### Data for this task
======

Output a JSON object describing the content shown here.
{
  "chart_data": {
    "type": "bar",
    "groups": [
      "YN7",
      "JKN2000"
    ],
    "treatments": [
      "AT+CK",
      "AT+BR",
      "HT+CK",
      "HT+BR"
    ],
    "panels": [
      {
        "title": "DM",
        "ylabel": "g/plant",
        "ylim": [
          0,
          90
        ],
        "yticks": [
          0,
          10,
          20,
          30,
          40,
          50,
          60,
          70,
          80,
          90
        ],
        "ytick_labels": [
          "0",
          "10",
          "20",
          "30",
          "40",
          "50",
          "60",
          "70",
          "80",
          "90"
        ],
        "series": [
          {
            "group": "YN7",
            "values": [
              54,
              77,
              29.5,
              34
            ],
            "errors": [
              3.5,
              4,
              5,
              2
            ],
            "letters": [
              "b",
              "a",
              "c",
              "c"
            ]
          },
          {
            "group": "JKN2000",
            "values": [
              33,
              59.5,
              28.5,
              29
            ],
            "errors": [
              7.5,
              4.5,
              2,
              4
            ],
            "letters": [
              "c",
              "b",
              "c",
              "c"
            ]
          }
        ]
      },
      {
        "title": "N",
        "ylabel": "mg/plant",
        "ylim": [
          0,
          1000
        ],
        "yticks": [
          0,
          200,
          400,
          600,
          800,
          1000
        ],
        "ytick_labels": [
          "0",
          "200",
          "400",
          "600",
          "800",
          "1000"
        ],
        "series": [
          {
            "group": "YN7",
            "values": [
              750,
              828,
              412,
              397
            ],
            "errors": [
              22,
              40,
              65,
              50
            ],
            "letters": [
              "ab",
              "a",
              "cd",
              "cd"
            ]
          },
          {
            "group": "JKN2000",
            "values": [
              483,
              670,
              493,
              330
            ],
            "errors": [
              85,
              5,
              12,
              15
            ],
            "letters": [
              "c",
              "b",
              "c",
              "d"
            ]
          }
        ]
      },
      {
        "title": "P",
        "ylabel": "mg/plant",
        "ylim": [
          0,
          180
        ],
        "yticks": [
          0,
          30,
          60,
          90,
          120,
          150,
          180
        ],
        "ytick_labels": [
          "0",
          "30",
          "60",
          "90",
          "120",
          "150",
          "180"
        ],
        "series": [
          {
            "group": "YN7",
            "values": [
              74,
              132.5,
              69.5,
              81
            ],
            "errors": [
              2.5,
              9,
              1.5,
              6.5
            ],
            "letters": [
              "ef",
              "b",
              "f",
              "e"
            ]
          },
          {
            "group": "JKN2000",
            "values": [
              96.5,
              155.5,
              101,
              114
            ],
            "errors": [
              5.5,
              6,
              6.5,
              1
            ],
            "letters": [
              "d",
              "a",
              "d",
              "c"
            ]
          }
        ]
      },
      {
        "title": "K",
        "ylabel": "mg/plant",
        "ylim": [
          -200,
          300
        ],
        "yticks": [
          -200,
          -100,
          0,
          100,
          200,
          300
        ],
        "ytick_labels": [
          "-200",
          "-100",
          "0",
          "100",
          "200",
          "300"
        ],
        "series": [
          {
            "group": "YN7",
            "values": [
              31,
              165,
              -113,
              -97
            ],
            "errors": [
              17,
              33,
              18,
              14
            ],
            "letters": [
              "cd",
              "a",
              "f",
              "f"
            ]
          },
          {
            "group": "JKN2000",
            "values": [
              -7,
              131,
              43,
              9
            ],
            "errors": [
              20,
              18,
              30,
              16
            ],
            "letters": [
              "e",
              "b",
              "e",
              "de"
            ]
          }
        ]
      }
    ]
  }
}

======

### Work to complete
Each entry above is to be printed again exactly.

### Written answer
Output a JSON object describing the content shown here.
{
  "chart_data": {
    "type": "bar",
    "groups": [
      "YN7",
      "JKN2000"
    ],
    "treatments": [
      "AT+CK",
      "AT+BR",
      "HT+CK",
      "HT+BR"
    ],
    "panels": [
      {
        "title": "DM",
        "ylabel": "g/plant",
        "ylim": [
          0,
          90
        ],
        "yticks": [
          0,
          10,
          20,
          30,
          40,
          50,
          60,
          70,
          80,
          90
        ],
        "ytick_labels": [
          "0",
          "10",
          "20",
          "30",
          "40",
          "50",
          "60",
          "70",
          "80",
          "90"
        ],
        "series": [
          {
            "group": "YN7",
            "values": [
              54,
              77,
              29.5,
              34
            ],
            "errors": [
              3.5,
              4,
              5,
              2
            ],
            "letters": [
              "b",
              "a",
              "c",
              "c"
            ]
          },
          {
            "group": "JKN2000",
            "values": [
              33,
              59.5,
              28.5,
              29
            ],
            "errors": [
              7.5,
              4.5,
              2,
              4
            ],
            "letters": [
              "c",
              "b",
              "c",
              "c"
            ]
          }
        ]
      },
      {
        "title": "N",
        "ylabel": "mg/plant",
        "ylim": [
          0,
          1000
        ],
        "yticks": [
          0,
          200,
          400,
          600,
          800,
          1000
        ],
        "ytick_labels": [
          "0",
          "200",
          "400",
          "600",
          "800",
          "1000"
        ],
        "series": [
          {
            "group": "YN7",
            "values": [
              750,
              828,
              412,
              397
            ],
            "errors": [
              22,
              40,
              65,
              50
            ],
            "letters": [
              "ab",
              "a",
              "cd",
              "cd"
            ]
          },
          {
            "group": "JKN2000",
            "values": [
              483,
              670,
              493,
              330
            ],
            "errors": [
              85,
              5,
              12,
              15
            ],
            "letters": [
              "c",
              "b",
              "c",
              "d"
            ]
          }
        ]
      },
      {
        "title": "P",
        "ylabel": "mg/plant",
        "ylim": [
          0,
          180
        ],
        "yticks": [
          0,
          30,
          60,
          90,
          120,
          150,
          180
        ],
        "ytick_labels": [
          "0",
          "30",
          "60",
          "90",
          "120",
          "150",
          "180"
        ],
        "series": [
          {
            "group": "YN7",
            "values": [
              74,
              132.5,
              69.5,
              81
            ],
            "errors": [
              2.5,
              9,
              1.5,
              6.5
            ],
            "letters": [
              "ef",
              "b",
              "f",
              "e"
            ]
          },
          {
            "group": "JKN2000",
            "values": [
              96.5,
              155.5,
              101,
              114
            ],
            "errors": [
              5.5,
              6,
              6.5,
              1
            ],
            "letters": [
              "d",
              "a",
              "d",
              "c"
            ]
          }
        ]
      },
      {
        "title": "K",
        "ylabel": "mg/plant",
        "ylim": [
          -200,
          300
        ],
        "yticks": [
          -200,
          -100,
          0,
          100,
          200,
          300
        ],
        "ytick_labels": [
          "-200",
          "-100",
          "0",
          "100",
          "200",
          "300"
        ],
        "series": [
          {
            "group": "YN7",
            "values": [
              31,
              165,
              -113,
              -97
            ],
            "errors": [
              17,
              33,
              18,
              14
            ],
            "letters": [
              "cd",
              "a",
              "f",
              "f"
            ]
          },
          {
            "group": "JKN2000",
            "values": [
              -7,
              131,
              43,
              9
            ],
            "errors": [
              20,
              18,
              30,
              16
            ],
            "letters": [
              "e",
              "b",
              "e",
              "de"
            ]
          }
        ]
      }
    ]
  }
}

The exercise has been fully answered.